EXERCISE BRIEF
Extract all of the entries and give them again, word for word.

Dataset rows about figures

[Begin]

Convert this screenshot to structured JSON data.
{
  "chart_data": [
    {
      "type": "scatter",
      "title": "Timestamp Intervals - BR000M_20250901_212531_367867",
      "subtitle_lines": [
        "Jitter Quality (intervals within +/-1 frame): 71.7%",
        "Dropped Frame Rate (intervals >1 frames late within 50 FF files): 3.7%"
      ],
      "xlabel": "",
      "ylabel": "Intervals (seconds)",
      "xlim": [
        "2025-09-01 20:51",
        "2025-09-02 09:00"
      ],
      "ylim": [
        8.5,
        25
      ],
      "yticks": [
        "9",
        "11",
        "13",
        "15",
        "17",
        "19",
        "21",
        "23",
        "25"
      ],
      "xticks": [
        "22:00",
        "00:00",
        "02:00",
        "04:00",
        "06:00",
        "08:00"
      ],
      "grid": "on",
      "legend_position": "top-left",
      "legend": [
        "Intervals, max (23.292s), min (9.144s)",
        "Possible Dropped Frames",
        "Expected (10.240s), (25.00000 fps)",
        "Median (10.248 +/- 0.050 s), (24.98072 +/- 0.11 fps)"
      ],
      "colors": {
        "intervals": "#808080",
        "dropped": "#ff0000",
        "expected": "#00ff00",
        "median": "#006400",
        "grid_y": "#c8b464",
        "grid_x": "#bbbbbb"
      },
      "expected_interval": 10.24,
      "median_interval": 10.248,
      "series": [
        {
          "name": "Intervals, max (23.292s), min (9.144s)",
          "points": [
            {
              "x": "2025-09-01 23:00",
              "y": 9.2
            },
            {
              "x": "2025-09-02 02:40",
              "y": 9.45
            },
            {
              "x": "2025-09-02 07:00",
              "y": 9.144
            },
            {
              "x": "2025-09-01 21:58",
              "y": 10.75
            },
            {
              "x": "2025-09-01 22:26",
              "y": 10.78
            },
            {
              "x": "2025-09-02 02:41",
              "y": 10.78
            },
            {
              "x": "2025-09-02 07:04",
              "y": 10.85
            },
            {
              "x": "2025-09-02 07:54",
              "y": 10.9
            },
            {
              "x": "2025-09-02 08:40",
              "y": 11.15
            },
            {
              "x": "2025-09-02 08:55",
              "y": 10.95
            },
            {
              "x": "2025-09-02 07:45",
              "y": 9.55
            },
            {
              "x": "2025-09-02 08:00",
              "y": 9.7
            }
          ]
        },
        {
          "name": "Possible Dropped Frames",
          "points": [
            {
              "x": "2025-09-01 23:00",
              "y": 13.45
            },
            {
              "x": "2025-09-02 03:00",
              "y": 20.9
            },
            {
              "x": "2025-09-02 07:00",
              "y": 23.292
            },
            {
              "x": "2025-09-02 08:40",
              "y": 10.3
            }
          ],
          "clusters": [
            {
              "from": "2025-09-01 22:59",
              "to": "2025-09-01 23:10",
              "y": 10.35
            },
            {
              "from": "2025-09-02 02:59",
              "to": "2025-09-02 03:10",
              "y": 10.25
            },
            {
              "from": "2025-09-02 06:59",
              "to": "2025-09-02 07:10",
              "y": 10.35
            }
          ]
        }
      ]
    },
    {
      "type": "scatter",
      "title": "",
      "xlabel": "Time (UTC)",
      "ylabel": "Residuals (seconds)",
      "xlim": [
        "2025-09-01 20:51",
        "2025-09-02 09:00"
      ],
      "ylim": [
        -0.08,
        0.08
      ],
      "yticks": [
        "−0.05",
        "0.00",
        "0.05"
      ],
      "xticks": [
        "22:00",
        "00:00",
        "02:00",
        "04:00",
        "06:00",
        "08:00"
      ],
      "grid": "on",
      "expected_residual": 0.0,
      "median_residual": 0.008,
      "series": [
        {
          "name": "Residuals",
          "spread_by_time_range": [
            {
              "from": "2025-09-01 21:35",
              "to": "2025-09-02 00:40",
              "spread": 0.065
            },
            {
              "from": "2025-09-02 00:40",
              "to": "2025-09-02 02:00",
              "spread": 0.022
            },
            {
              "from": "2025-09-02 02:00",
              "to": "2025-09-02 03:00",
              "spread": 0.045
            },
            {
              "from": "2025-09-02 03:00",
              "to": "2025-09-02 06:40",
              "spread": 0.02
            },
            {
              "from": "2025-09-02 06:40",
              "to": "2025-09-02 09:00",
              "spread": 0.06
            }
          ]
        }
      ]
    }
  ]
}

[End]

THE COMPLETED TASK
Convert this screenshot to structured JSON data.
{
  "chart_data": [
    {
      "type": "scatter",
      "title": "Timestamp Intervals - BR000M_20250901_212531_367867",
      "subtitle_lines": [
        "Jitter Quality (intervals within +/-1 frame): 71.7%",
        "Dropped Frame Rate (intervals >1 frames late within 50 FF files): 3.7%"
      ],
      "xlabel": "",
      "ylabel": "Intervals (seconds)",
      "xlim": [
        "2025-09-01 20:51",
        "2025-09-02 09:00"
      ],
      "ylim": [
        8.5,
        25
      ],
      "yticks": [
        "9",
        "11",
        "13",
        "15",
        "17",
        "19",
        "21",
        "23",
        "25"
      ],
      "xticks": [
        "22:00",
        "00:00",
        "02:00",
        "04:00",
        "06:00",
        "08:00"
      ],
      "grid": "on",
      "legend_position": "top-left",
      "legend": [
        "Intervals, max (23.292s), min (9.144s)",
        "Possible Dropped Frames",
        "Expected (10.240s), (25.00000 fps)",
        "Median (10.248 +/- 0.050 s), (24.98072 +/- 0.11 fps)"
      ],
      "colors": {
        "intervals": "#808080",
        "dropped": "#ff0000",
        "expected": "#00ff00",
        "median": "#006400",
        "grid_y": "#c8b464",
        "grid_x": "#bbbbbb"
      },
      "expected_interval": 10.24,
      "median_interval": 10.248,
      "series": [
        {
          "name": "Intervals, max (23.292s), min (9.144s)",
          "points": [
            {
              "x": "2025-09-01 23:00",
              "y": 9.2
            },
            {
              "x": "2025-09-02 02:40",
              "y": 9.45
            },
            {
              "x": "2025-09-02 07:00",
              "y": 9.144
            },
            {
              "x": "2025-09-01 21:58",
              "y": 10.75
            },
            {
              "x": "2025-09-01 22:26",
              "y": 10.78
            },
            {
              "x": "2025-09-02 02:41",
              "y": 10.78
            },
            {
              "x": "2025-09-02 07:04",
              "y": 10.85
            },
            {
              "x": "2025-09-02 07:54",
              "y": 10.9
            },
            {
              "x": "2025-09-02 08:40",
              "y": 11.15
            },
            {
              "x": "2025-09-02 08:55",
              "y": 10.95
            },
            {
              "x": "2025-09-02 07:45",
              "y": 9.55
            },
            {
              "x": "2025-09-02 08:00",
              "y": 9.7
            }
          ]
        },
        {
          "name": "Possible Dropped Frames",
          "points": [
            {
              "x": "2025-09-01 23:00",
              "y": 13.45
            },
            {
              "x": "2025-09-02 03:00",
              "y": 20.9
            },
            {
              "x": "2025-09-02 07:00",
              "y": 23.292
            },
            {
              "x": "2025-09-02 08:40",
              "y": 10.3
            }
          ],
          "clusters": [
            {
              "from": "2025-09-01 22:59",
              "to": "2025-09-01 23:10",
              "y": 10.35
            },
            {
              "from": "2025-09-02 02:59",
              "to": "2025-09-02 03:10",
              "y": 10.25
            },
            {
              "from": "2025-09-02 06:59",
              "to": "2025-09-02 07:10",
              "y": 10.35
            }
          ]
        }
      ]
    },
    {
      "type": "scatter",
      "title": "",
      "xlabel": "Time (UTC)",
      "ylabel": "Residuals (seconds)",
      "xlim": [
        "2025-09-01 20:51",
        "2025-09-02 09:00"
      ],
      "ylim": [
        -0.08,
        0.08
      ],
      "yticks": [
        "−0.05",
        "0.00",
        "0.05"
      ],
      "xticks": [
        "22:00",
        "00:00",
        "02:00",
        "04:00",
        "06:00",
        "08:00"
      ],
      "grid": "on",
      "expected_residual": 0.0,
      "median_residual": 0.008,
      "series": [
        {
          "name": "Residuals",
          "spread_by_time_range": [
            {
              "from": "2025-09-01 21:35",
              "to": "2025-09-02 00:40",
              "spread": 0.065
            },
            {
              "from": "2025-09-02 00:40",
              "to": "2025-09-02 02:00",
              "spread": 0.022
            },
            {
              "from": "2025-09-02 02:00",
              "to": "2025-09-02 03:00",
              "spread": 0.045
            },
            {
              "from": "2025-09-02 03:00",
              "to": "2025-09-02 06:40",
              "spread": 0.02
            },
            {
              "from": "2025-09-02 06:40",
              "to": "2025-09-02 09:00",
              "spread": 0.06
            }
          ]
        }
      ]
    }
  ]
}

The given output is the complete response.